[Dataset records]
<<<<
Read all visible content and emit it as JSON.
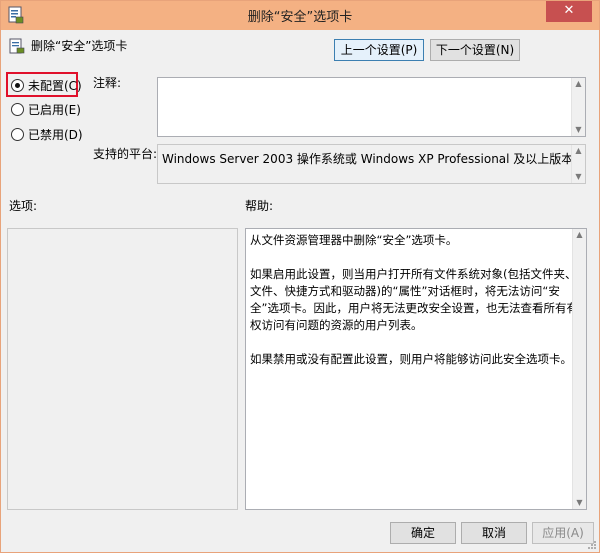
{
  "window": {
    "title": "删除“安全”选项卡",
    "close_glyph": "✕"
  },
  "header": {
    "setting_name": "删除“安全”选项卡"
  },
  "nav": {
    "prev_label": "上一个设置(P)",
    "next_label": "下一个设置(N)"
  },
  "state": {
    "options": [
      {
        "label": "未配置(C)",
        "selected": true
      },
      {
        "label": "已启用(E)",
        "selected": false
      },
      {
        "label": "已禁用(D)",
        "selected": false
      }
    ]
  },
  "comment": {
    "label": "注释:",
    "value": ""
  },
  "platform": {
    "label": "支持的平台:",
    "value": "Windows Server 2003 操作系统或 Windows XP Professional 及以上版本"
  },
  "options_panel": {
    "label": "选项:"
  },
  "help_panel": {
    "label": "帮助:",
    "paragraphs": [
      "从文件资源管理器中删除“安全”选项卡。",
      "如果启用此设置，则当用户打开所有文件系统对象(包括文件夹、文件、快捷方式和驱动器)的“属性”对话框时，将无法访问“安全”选项卡。因此，用户将无法更改安全设置，也无法查看所有有权访问有问题的资源的用户列表。",
      "如果禁用或没有配置此设置，则用户将能够访问此安全选项卡。"
    ]
  },
  "footer": {
    "ok_label": "确定",
    "cancel_label": "取消",
    "apply_label": "应用(A)"
  },
  "icons": {
    "app": "policy-setting-icon",
    "scroll_up": "scroll-up-icon",
    "scroll_down": "scroll-down-icon"
  },
  "colors": {
    "titlebar": "#f4b183",
    "close": "#c75050",
    "highlight": "#e0102b"
  }
}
>>>>
Each entry should be repeated exactly as it appears; the pictures stay out.

## OUTPUT FOR THIS EXERCISE
Read all visible content and emit it as JSON.
{
  "window": {
    "title": "删除“安全”选项卡",
    "close_glyph": "✕"
  },
  "header": {
    "setting_name": "删除“安全”选项卡"
  },
  "nav": {
    "prev_label": "上一个设置(P)",
    "next_label": "下一个设置(N)"
  },
  "state": {
    "options": [
      {
        "label": "未配置(C)",
        "selected": true
      },
      {
        "label": "已启用(E)",
        "selected": false
      },
      {
        "label": "已禁用(D)",
        "selected": false
      }
    ]
  },
  "comment": {
    "label": "注释:",
    "value": ""
  },
  "platform": {
    "label": "支持的平台:",
    "value": "Windows Server 2003 操作系统或 Windows XP Professional 及以上版本"
  },
  "options_panel": {
    "label": "选项:"
  },
  "help_panel": {
    "label": "帮助:",
    "paragraphs": [
      "从文件资源管理器中删除“安全”选项卡。",
      "如果启用此设置，则当用户打开所有文件系统对象(包括文件夹、文件、快捷方式和驱动器)的“属性”对话框时，将无法访问“安全”选项卡。因此，用户将无法更改安全设置，也无法查看所有有权访问有问题的资源的用户列表。",
      "如果禁用或没有配置此设置，则用户将能够访问此安全选项卡。"
    ]
  },
  "footer": {
    "ok_label": "确定",
    "cancel_label": "取消",
    "apply_label": "应用(A)"
  },
  "icons": {
    "app": "policy-setting-icon",
    "scroll_up": "scroll-up-icon",
    "scroll_down": "scroll-down-icon"
  },
  "colors": {
    "titlebar": "#f4b183",
    "close": "#c75050",
    "highlight": "#e0102b"
  }
}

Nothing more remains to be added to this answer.